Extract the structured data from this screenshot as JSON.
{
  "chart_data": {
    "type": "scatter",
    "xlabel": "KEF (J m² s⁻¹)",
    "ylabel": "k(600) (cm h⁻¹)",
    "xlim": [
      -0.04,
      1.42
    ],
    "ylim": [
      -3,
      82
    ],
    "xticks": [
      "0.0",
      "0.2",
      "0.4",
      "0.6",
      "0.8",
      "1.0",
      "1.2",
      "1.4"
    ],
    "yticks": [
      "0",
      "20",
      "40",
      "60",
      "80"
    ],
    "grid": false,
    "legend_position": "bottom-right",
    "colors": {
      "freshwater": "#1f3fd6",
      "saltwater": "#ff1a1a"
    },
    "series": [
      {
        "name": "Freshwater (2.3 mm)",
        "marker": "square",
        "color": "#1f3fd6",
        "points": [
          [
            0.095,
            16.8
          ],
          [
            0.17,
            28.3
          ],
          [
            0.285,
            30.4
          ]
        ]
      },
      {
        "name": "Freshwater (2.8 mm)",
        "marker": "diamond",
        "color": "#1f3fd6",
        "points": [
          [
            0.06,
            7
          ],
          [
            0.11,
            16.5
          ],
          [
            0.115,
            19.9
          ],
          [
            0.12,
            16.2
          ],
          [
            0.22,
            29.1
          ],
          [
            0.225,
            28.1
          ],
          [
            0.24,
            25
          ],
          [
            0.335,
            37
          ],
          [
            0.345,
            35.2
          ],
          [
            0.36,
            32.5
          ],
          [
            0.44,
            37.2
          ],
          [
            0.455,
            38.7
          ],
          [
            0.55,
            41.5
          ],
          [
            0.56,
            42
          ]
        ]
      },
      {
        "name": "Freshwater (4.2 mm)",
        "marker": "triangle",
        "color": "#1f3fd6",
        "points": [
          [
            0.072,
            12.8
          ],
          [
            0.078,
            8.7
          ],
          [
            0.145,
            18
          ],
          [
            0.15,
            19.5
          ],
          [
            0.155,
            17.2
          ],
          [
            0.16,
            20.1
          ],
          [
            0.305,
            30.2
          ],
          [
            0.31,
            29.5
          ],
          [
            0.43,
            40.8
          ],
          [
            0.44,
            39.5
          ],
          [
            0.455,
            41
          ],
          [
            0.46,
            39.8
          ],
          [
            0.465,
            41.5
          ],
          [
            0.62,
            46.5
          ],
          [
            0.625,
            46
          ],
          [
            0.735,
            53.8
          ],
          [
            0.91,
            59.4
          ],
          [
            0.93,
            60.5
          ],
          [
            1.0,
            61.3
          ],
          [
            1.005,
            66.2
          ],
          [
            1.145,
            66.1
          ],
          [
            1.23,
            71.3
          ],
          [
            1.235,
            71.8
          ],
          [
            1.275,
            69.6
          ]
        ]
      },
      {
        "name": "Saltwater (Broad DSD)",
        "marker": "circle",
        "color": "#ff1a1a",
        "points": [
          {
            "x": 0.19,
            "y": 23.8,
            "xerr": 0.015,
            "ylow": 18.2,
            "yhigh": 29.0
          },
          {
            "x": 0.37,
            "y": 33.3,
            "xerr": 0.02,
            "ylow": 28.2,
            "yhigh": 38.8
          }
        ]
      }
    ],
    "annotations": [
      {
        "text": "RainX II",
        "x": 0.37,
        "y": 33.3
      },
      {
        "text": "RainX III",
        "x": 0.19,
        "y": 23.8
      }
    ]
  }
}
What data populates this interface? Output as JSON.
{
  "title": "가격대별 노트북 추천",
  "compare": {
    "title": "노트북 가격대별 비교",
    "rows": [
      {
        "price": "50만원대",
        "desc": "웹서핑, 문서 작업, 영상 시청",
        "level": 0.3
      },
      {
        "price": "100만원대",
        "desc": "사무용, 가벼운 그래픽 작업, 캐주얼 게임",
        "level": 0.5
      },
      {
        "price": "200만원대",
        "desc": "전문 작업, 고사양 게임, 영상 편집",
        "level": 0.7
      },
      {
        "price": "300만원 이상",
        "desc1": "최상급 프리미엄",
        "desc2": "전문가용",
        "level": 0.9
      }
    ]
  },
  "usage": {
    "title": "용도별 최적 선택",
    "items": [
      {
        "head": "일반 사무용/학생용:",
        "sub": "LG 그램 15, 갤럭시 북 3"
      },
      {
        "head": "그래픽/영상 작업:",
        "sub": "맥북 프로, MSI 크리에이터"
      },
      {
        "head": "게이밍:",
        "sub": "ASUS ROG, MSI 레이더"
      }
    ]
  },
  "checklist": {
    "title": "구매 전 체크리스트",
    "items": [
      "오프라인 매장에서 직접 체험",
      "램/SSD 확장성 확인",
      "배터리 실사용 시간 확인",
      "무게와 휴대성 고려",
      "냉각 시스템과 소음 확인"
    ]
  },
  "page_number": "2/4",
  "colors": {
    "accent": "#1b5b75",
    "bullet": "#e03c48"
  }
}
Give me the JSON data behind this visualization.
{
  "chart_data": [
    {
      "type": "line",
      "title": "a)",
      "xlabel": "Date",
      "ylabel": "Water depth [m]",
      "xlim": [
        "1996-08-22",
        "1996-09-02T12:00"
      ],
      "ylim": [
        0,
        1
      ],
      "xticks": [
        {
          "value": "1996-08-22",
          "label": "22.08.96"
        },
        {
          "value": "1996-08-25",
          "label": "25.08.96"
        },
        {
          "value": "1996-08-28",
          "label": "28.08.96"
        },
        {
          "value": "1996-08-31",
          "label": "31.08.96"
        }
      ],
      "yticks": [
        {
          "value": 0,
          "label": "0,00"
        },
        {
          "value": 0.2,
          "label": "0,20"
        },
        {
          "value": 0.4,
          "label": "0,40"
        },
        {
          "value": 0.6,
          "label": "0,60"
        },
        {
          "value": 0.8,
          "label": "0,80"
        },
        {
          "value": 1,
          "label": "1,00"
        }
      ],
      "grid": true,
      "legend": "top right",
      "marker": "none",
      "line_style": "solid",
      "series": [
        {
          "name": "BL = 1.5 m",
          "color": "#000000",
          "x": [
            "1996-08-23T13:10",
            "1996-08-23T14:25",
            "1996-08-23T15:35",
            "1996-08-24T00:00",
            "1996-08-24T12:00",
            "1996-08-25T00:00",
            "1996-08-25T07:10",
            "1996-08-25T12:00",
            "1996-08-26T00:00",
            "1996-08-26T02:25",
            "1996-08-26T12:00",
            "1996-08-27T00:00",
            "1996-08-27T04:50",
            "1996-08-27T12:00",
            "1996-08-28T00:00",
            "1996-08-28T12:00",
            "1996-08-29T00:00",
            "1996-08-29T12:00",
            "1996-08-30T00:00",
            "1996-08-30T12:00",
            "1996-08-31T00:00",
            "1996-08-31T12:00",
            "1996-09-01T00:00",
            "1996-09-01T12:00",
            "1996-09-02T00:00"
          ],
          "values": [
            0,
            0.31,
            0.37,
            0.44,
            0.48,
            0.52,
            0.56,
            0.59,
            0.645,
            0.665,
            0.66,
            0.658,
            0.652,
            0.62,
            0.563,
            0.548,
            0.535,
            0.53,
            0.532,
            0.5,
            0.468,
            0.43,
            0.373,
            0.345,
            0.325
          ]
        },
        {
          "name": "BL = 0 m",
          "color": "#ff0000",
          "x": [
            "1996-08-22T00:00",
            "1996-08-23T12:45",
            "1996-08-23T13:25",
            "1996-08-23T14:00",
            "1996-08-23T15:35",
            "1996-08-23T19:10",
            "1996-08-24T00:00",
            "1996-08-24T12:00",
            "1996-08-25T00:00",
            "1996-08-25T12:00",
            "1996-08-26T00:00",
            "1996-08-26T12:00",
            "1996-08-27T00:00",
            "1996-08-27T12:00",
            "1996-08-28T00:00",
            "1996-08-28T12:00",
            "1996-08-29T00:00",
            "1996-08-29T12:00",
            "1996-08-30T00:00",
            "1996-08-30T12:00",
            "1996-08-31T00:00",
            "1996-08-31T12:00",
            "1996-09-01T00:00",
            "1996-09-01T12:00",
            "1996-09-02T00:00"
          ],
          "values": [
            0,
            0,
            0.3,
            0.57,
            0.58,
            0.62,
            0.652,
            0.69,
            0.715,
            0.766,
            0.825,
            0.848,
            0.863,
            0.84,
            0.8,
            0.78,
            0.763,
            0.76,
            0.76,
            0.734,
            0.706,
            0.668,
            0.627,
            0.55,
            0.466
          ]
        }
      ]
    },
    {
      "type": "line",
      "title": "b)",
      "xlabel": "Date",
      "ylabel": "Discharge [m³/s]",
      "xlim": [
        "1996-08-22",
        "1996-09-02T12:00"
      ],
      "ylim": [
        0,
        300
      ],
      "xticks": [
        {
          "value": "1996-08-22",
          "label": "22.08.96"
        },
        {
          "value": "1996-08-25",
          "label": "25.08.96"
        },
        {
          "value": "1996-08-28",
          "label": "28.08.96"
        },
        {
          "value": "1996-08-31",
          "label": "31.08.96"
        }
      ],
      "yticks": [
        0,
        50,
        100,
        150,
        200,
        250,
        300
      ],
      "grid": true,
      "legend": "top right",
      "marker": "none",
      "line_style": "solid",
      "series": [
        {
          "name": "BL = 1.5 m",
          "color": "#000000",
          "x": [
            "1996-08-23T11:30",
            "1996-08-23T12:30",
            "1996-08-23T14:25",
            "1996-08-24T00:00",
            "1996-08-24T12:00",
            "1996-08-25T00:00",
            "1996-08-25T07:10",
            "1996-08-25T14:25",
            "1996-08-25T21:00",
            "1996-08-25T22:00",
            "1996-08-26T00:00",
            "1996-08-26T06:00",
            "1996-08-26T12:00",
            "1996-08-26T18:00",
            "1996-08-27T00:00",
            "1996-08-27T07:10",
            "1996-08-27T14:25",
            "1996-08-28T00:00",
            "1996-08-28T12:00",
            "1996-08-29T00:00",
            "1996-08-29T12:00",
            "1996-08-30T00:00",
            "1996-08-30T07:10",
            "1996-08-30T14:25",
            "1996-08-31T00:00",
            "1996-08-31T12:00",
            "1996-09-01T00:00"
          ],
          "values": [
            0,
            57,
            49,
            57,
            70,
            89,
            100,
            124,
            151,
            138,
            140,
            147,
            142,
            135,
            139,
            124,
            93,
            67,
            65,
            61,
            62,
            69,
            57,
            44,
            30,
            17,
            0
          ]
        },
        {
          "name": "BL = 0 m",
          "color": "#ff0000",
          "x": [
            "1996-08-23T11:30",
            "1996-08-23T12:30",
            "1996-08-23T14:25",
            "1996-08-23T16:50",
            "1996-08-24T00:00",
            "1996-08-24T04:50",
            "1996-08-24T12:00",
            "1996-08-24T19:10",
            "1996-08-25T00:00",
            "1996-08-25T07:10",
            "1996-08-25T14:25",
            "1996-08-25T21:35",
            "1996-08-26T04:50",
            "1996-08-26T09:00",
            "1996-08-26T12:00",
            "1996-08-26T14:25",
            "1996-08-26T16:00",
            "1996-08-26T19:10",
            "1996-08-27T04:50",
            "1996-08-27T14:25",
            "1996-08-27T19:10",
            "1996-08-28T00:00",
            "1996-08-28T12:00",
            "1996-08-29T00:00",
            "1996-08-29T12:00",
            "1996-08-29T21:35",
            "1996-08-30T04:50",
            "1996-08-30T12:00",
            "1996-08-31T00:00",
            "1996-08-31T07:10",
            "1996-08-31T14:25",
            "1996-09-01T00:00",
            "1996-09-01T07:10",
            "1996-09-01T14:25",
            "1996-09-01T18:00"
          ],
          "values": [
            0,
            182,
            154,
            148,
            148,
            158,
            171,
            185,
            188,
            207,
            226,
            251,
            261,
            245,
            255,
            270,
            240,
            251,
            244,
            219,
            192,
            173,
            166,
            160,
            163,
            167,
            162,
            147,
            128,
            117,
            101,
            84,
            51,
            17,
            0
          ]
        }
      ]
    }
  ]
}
■ ■ ■ ■
Look through the entries above and list every line containing "JSON".

Extract the structured data from this screenshot as JSON.
What data populates this interface? Output as JSON.
Give me the JSON data behind this visualization.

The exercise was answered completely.